▶ REQUIRED WORK
Write out every record in full, exactly as written, please.
---- SUPPLIED DATA
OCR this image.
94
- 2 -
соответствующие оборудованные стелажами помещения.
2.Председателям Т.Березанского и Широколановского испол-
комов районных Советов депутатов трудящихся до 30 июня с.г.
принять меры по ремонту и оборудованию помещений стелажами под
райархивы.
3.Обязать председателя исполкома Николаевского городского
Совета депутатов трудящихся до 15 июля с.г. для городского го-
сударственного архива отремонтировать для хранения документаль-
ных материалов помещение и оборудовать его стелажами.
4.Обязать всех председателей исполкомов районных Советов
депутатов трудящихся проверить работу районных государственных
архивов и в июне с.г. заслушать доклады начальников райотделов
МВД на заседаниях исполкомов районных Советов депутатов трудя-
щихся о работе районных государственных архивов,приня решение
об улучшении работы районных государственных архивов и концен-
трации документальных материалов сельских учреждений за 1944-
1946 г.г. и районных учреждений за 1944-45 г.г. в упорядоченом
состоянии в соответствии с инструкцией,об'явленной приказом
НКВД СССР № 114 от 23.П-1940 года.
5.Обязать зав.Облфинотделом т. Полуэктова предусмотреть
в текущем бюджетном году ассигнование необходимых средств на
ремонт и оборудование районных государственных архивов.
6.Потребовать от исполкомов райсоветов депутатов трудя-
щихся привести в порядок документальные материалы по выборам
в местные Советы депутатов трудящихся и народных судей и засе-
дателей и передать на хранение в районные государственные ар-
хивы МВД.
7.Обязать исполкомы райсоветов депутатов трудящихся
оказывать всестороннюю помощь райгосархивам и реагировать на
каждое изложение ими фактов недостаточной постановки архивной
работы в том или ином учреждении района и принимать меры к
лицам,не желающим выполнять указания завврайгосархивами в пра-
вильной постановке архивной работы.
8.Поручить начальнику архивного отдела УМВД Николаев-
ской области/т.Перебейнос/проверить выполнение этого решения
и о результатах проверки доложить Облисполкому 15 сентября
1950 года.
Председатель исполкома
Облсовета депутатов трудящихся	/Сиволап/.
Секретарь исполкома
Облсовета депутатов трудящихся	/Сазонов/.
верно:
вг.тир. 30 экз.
--------
▶ TASK OUTPUT
OCR this image.
94
- 2 -
соответствующие оборудованные стелажами помещения.
2.Председателям Т.Березанского и Широколановского испол-
комов районных Советов депутатов трудящихся до 30 июня с.г.
принять меры по ремонту и оборудованию помещений стелажами под
райархивы.
3.Обязать председателя исполкома Николаевского городского
Совета депутатов трудящихся до 15 июля с.г. для городского го-
сударственного архива отремонтировать для хранения документаль-
ных материалов помещение и оборудовать его стелажами.
4.Обязать всех председателей исполкомов районных Советов
депутатов трудящихся проверить работу районных государственных
архивов и в июне с.г. заслушать доклады начальников райотделов
МВД на заседаниях исполкомов районных Советов депутатов трудя-
щихся о работе районных государственных архивов,приня решение
об улучшении работы районных государственных архивов и концен-
трации документальных материалов сельских учреждений за 1944-
1946 г.г. и районных учреждений за 1944-45 г.г. в упорядоченом
состоянии в соответствии с инструкцией,об'явленной приказом
НКВД СССР № 114 от 23.П-1940 года.
5.Обязать зав.Облфинотделом т. Полуэктова предусмотреть
в текущем бюджетном году ассигнование необходимых средств на
ремонт и оборудование районных государственных архивов.
6.Потребовать от исполкомов райсоветов депутатов трудя-
щихся привести в порядок документальные материалы по выборам
в местные Советы депутатов трудящихся и народных судей и засе-
дателей и передать на хранение в районные государственные ар-
хивы МВД.
7.Обязать исполкомы райсоветов депутатов трудящихся
оказывать всестороннюю помощь райгосархивам и реагировать на
каждое изложение ими фактов недостаточной постановки архивной
работы в том или ином учреждении района и принимать меры к
лицам,не желающим выполнять указания завврайгосархивами в пра-
вильной постановке архивной работы.
8.Поручить начальнику архивного отдела УМВД Николаев-
ской области/т.Перебейнос/проверить выполнение этого решения
и о результатах проверки доложить Облисполкому 15 сентября
1950 года.
Председатель исполкома
Облсовета депутатов трудящихся	/Сиволап/.
Секретарь исполкома
Облсовета депутатов трудящихся	/Сазонов/.
верно:
вг.тир. 30 экз.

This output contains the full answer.